PROMPT = Return the listing below verbatim. Pictures do not belong in the copy.

ENTRIES SUPPLIED =
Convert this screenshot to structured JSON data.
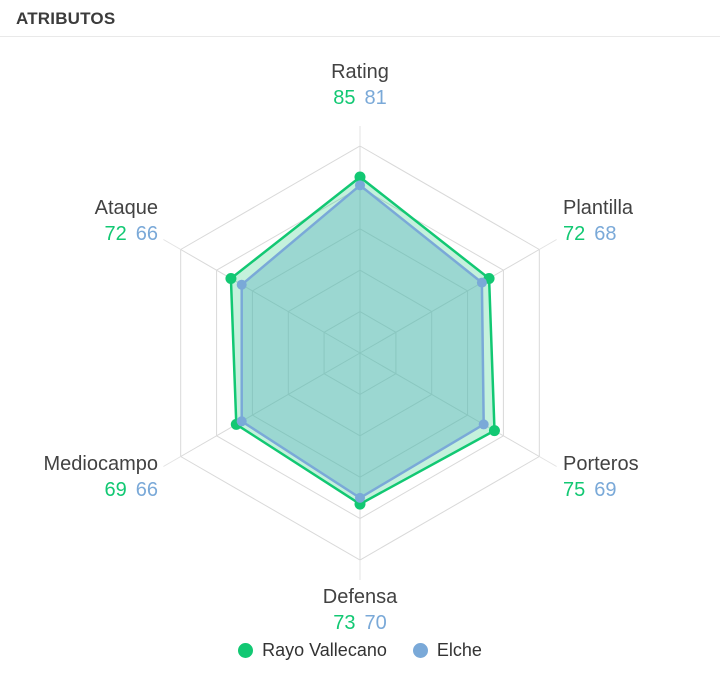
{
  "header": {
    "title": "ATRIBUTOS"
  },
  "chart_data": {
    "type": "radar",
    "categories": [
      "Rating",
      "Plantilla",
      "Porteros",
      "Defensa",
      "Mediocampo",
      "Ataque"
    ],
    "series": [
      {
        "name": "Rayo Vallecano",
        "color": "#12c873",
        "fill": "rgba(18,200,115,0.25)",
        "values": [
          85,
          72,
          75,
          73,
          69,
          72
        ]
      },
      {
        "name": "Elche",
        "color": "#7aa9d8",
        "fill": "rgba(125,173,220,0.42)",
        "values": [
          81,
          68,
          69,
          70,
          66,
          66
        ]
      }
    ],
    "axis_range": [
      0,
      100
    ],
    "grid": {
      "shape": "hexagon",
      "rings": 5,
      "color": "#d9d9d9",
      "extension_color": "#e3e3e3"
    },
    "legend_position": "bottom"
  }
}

ANSWER FOR THIS EXERCISE =
Convert this screenshot to structured JSON data.
{
  "header": {
    "title": "ATRIBUTOS"
  },
  "chart_data": {
    "type": "radar",
    "categories": [
      "Rating",
      "Plantilla",
      "Porteros",
      "Defensa",
      "Mediocampo",
      "Ataque"
    ],
    "series": [
      {
        "name": "Rayo Vallecano",
        "color": "#12c873",
        "fill": "rgba(18,200,115,0.25)",
        "values": [
          85,
          72,
          75,
          73,
          69,
          72
        ]
      },
      {
        "name": "Elche",
        "color": "#7aa9d8",
        "fill": "rgba(125,173,220,0.42)",
        "values": [
          81,
          68,
          69,
          70,
          66,
          66
        ]
      }
    ],
    "axis_range": [
      0,
      100
    ],
    "grid": {
      "shape": "hexagon",
      "rings": 5,
      "color": "#d9d9d9",
      "extension_color": "#e3e3e3"
    },
    "legend_position": "bottom"
  }
}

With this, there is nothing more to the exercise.